» STATED EXERCISE: Set down all of the data that follows word for word, without the images.

» LISTING:
►

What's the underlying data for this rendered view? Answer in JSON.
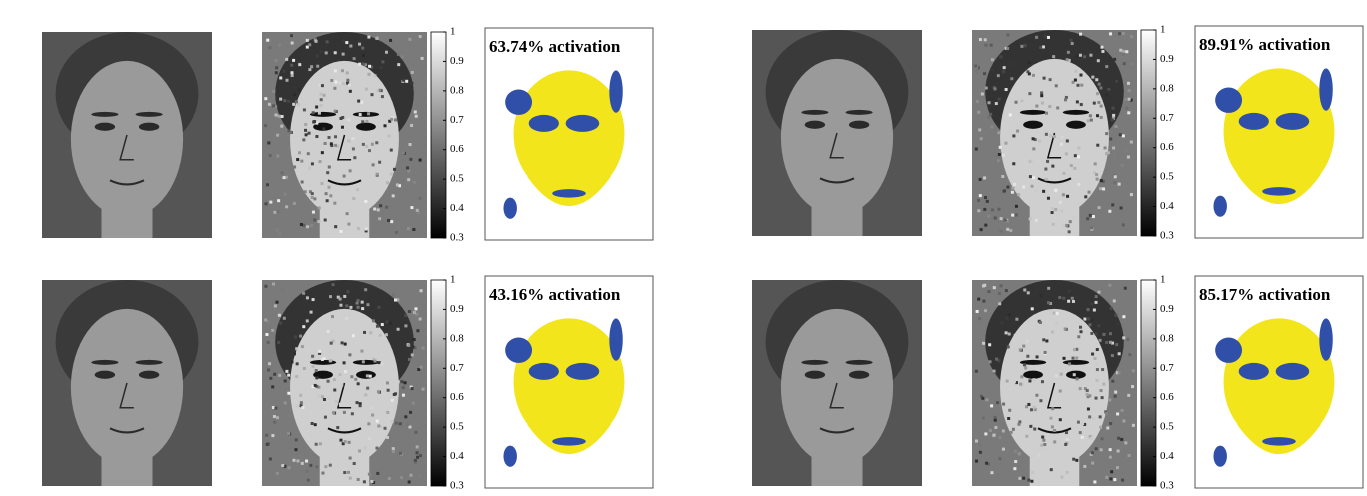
{
  "panels": [
    {
      "activation_label": "63.74% activation",
      "colorbar_ticks": [
        1,
        0.9,
        0.8,
        0.7,
        0.6,
        0.5,
        0.4,
        0.3
      ]
    },
    {
      "activation_label": "89.91% activation",
      "colorbar_ticks": [
        1,
        0.9,
        0.8,
        0.7,
        0.6,
        0.5,
        0.4,
        0.3
      ]
    },
    {
      "activation_label": "43.16% activation",
      "colorbar_ticks": [
        1,
        0.9,
        0.8,
        0.7,
        0.6,
        0.5,
        0.4,
        0.3
      ]
    },
    {
      "activation_label": "85.17% activation",
      "colorbar_ticks": [
        1,
        0.9,
        0.8,
        0.7,
        0.6,
        0.5,
        0.4,
        0.3
      ]
    }
  ]
}
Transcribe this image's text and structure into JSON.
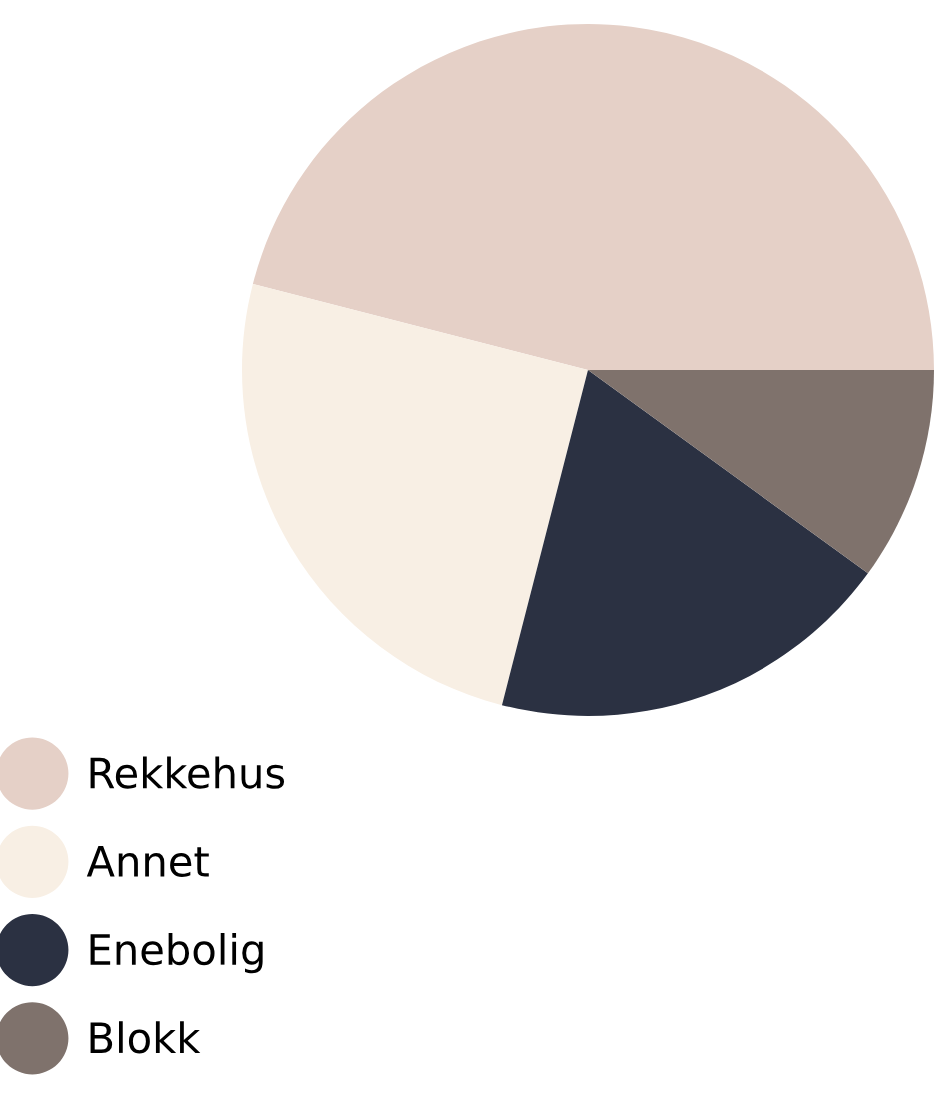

◄

» WORKED SOLUTION:
What's the underlying data for this rendered view? Answer in JSON.
{
  "panels": [
    {
      "activation_label": "63.74% activation",
      "colorbar_ticks": [
        1,
        0.9,
        0.8,
        0.7,
        0.6,
        0.5,
        0.4,
        0.3
      ]
    },
    {
      "activation_label": "89.91% activation",
      "colorbar_ticks": [
        1,
        0.9,
        0.8,
        0.7,
        0.6,
        0.5,
        0.4,
        0.3
      ]
    },
    {
      "activation_label": "43.16% activation",
      "colorbar_ticks": [
        1,
        0.9,
        0.8,
        0.7,
        0.6,
        0.5,
        0.4,
        0.3
      ]
    },
    {
      "activation_label": "85.17% activation",
      "colorbar_ticks": [
        1,
        0.9,
        0.8,
        0.7,
        0.6,
        0.5,
        0.4,
        0.3
      ]
    }
  ]
}
Transcribe this image's text and structure into JSON.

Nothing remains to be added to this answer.